PROVIDED MATERIAL

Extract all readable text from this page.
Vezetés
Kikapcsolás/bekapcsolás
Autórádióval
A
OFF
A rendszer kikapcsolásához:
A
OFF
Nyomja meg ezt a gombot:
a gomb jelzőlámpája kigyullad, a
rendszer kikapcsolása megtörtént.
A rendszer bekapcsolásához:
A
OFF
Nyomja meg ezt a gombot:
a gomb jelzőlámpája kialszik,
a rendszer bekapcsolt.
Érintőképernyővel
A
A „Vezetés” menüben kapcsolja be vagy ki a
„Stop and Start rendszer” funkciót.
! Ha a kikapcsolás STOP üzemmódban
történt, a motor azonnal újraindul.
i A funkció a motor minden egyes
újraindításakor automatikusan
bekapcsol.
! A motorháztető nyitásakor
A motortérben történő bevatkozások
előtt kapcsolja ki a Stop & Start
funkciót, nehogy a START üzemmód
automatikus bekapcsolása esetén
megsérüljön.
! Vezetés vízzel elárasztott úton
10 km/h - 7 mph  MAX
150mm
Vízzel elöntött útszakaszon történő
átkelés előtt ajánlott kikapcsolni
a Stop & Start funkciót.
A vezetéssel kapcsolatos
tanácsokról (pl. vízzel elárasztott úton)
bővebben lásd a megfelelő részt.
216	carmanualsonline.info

SET TASK
Return all lines containing the word "jelzőlámpája".

TASK RESPONSE
a gomb jelzőlámpája kigyullad, a
a gomb jelzőlámpája kialszik,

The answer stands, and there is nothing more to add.